What is required
Write the data out again exactly, with no pictures.

Items from a data source:
==================================================
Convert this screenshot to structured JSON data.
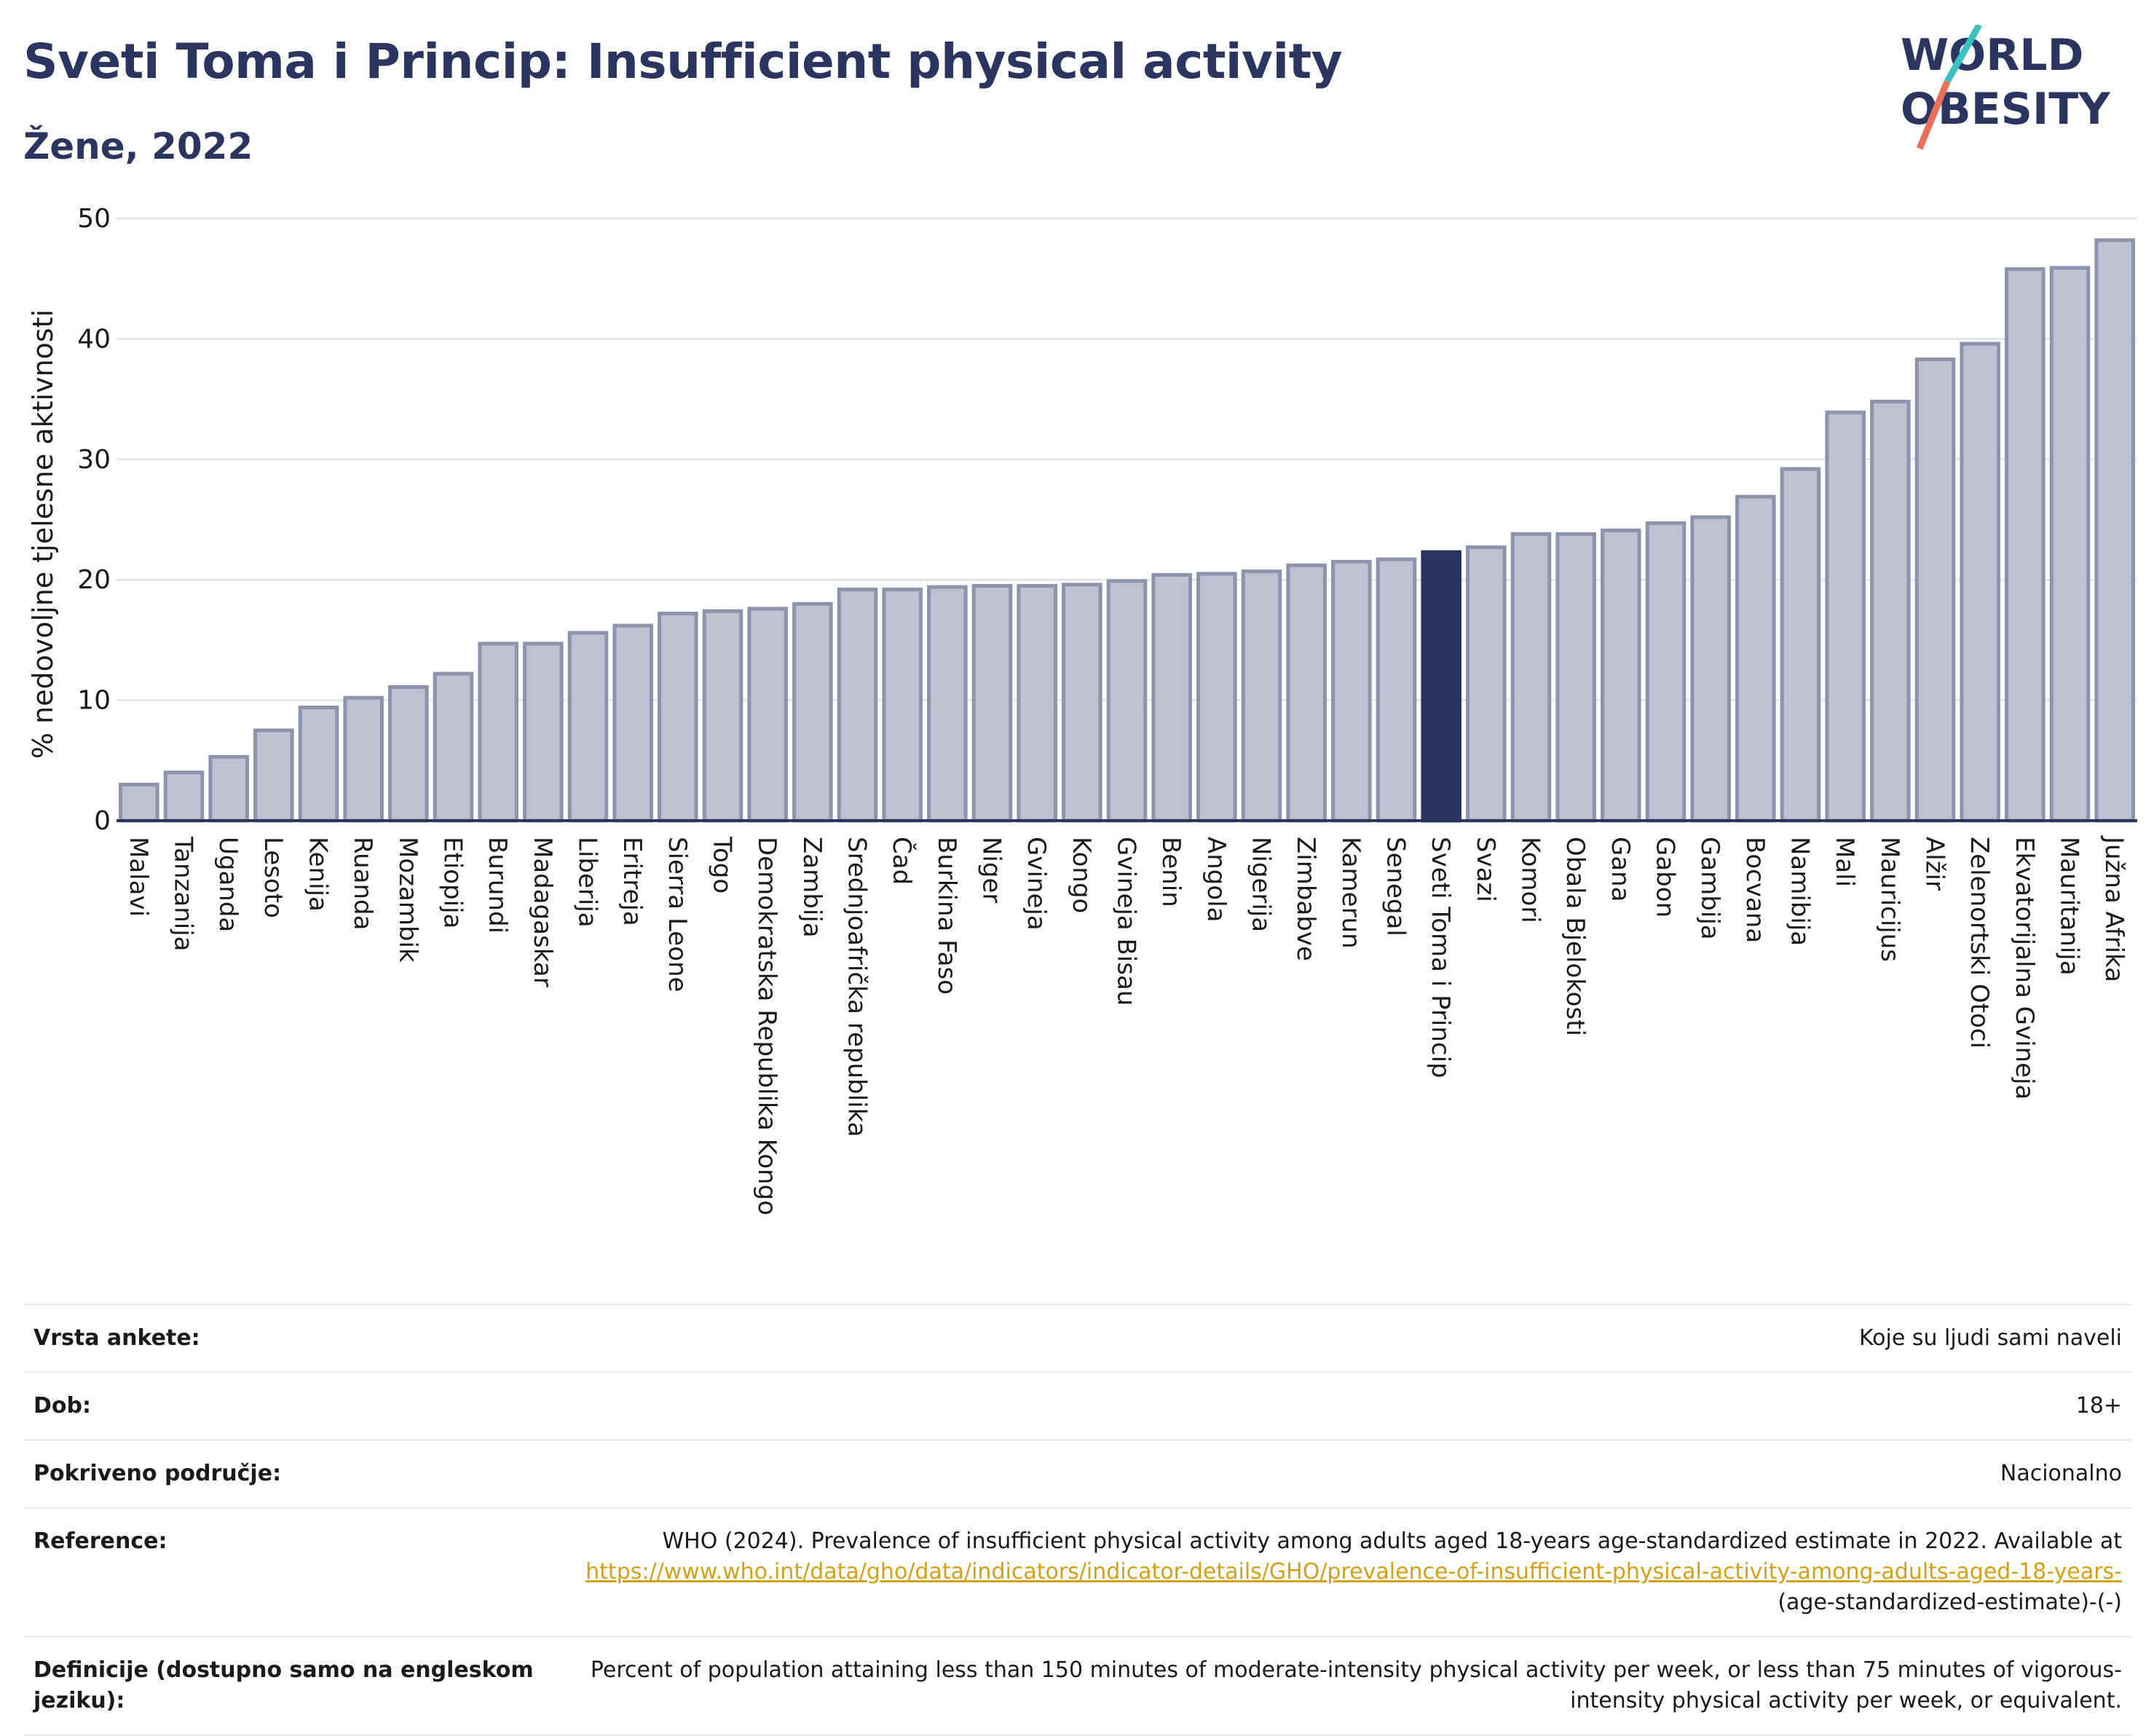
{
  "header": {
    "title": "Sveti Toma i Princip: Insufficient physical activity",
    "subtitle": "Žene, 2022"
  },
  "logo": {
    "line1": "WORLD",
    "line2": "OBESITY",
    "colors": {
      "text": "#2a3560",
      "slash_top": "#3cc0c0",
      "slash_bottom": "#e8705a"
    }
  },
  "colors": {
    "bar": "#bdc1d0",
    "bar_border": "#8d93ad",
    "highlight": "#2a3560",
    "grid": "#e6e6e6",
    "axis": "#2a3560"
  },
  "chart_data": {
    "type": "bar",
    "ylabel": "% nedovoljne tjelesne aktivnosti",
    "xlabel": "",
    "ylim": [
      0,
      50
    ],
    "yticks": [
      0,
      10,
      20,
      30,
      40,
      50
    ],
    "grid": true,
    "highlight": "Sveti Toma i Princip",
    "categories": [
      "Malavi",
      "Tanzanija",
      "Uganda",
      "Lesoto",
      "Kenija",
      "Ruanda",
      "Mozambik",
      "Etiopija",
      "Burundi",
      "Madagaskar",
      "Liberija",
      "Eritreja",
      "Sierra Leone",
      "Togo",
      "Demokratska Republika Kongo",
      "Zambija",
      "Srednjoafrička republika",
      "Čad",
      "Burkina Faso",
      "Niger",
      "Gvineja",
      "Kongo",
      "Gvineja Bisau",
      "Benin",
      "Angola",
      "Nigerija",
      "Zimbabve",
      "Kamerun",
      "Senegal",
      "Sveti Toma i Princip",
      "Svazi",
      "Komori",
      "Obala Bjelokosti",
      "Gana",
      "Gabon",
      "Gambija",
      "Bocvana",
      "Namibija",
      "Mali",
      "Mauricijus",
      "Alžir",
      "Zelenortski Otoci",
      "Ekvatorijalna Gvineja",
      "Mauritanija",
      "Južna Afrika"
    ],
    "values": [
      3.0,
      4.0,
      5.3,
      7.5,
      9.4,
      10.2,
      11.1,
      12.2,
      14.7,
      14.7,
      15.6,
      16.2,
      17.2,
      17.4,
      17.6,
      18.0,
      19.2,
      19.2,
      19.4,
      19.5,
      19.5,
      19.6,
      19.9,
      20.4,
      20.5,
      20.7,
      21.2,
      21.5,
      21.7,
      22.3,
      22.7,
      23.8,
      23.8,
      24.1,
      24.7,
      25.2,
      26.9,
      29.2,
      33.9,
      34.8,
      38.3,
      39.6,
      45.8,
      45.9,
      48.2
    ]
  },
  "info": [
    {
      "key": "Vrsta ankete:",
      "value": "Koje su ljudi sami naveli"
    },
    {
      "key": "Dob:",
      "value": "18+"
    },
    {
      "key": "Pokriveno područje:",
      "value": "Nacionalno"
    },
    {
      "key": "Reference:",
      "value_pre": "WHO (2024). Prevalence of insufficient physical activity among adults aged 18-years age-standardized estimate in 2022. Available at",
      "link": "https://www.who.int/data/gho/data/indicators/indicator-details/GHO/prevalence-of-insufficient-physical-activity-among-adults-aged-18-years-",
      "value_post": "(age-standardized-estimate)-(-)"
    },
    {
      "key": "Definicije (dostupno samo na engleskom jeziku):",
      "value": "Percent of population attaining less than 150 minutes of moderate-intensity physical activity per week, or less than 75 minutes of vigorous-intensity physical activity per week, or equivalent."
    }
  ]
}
==================================================
Task answer
Convert this screenshot to structured JSON data.
{
  "header": {
    "title": "Sveti Toma i Princip: Insufficient physical activity",
    "subtitle": "Žene, 2022"
  },
  "logo": {
    "line1": "WORLD",
    "line2": "OBESITY",
    "colors": {
      "text": "#2a3560",
      "slash_top": "#3cc0c0",
      "slash_bottom": "#e8705a"
    }
  },
  "colors": {
    "bar": "#bdc1d0",
    "bar_border": "#8d93ad",
    "highlight": "#2a3560",
    "grid": "#e6e6e6",
    "axis": "#2a3560"
  },
  "chart_data": {
    "type": "bar",
    "ylabel": "% nedovoljne tjelesne aktivnosti",
    "xlabel": "",
    "ylim": [
      0,
      50
    ],
    "yticks": [
      0,
      10,
      20,
      30,
      40,
      50
    ],
    "grid": true,
    "highlight": "Sveti Toma i Princip",
    "categories": [
      "Malavi",
      "Tanzanija",
      "Uganda",
      "Lesoto",
      "Kenija",
      "Ruanda",
      "Mozambik",
      "Etiopija",
      "Burundi",
      "Madagaskar",
      "Liberija",
      "Eritreja",
      "Sierra Leone",
      "Togo",
      "Demokratska Republika Kongo",
      "Zambija",
      "Srednjoafrička republika",
      "Čad",
      "Burkina Faso",
      "Niger",
      "Gvineja",
      "Kongo",
      "Gvineja Bisau",
      "Benin",
      "Angola",
      "Nigerija",
      "Zimbabve",
      "Kamerun",
      "Senegal",
      "Sveti Toma i Princip",
      "Svazi",
      "Komori",
      "Obala Bjelokosti",
      "Gana",
      "Gabon",
      "Gambija",
      "Bocvana",
      "Namibija",
      "Mali",
      "Mauricijus",
      "Alžir",
      "Zelenortski Otoci",
      "Ekvatorijalna Gvineja",
      "Mauritanija",
      "Južna Afrika"
    ],
    "values": [
      3.0,
      4.0,
      5.3,
      7.5,
      9.4,
      10.2,
      11.1,
      12.2,
      14.7,
      14.7,
      15.6,
      16.2,
      17.2,
      17.4,
      17.6,
      18.0,
      19.2,
      19.2,
      19.4,
      19.5,
      19.5,
      19.6,
      19.9,
      20.4,
      20.5,
      20.7,
      21.2,
      21.5,
      21.7,
      22.3,
      22.7,
      23.8,
      23.8,
      24.1,
      24.7,
      25.2,
      26.9,
      29.2,
      33.9,
      34.8,
      38.3,
      39.6,
      45.8,
      45.9,
      48.2
    ]
  },
  "info": [
    {
      "key": "Vrsta ankete:",
      "value": "Koje su ljudi sami naveli"
    },
    {
      "key": "Dob:",
      "value": "18+"
    },
    {
      "key": "Pokriveno područje:",
      "value": "Nacionalno"
    },
    {
      "key": "Reference:",
      "value_pre": "WHO (2024). Prevalence of insufficient physical activity among adults aged 18-years age-standardized estimate in 2022. Available at",
      "link": "https://www.who.int/data/gho/data/indicators/indicator-details/GHO/prevalence-of-insufficient-physical-activity-among-adults-aged-18-years-",
      "value_post": "(age-standardized-estimate)-(-)"
    },
    {
      "key": "Definicije (dostupno samo na engleskom jeziku):",
      "value": "Percent of population attaining less than 150 minutes of moderate-intensity physical activity per week, or less than 75 minutes of vigorous-intensity physical activity per week, or equivalent."
    }
  ]
}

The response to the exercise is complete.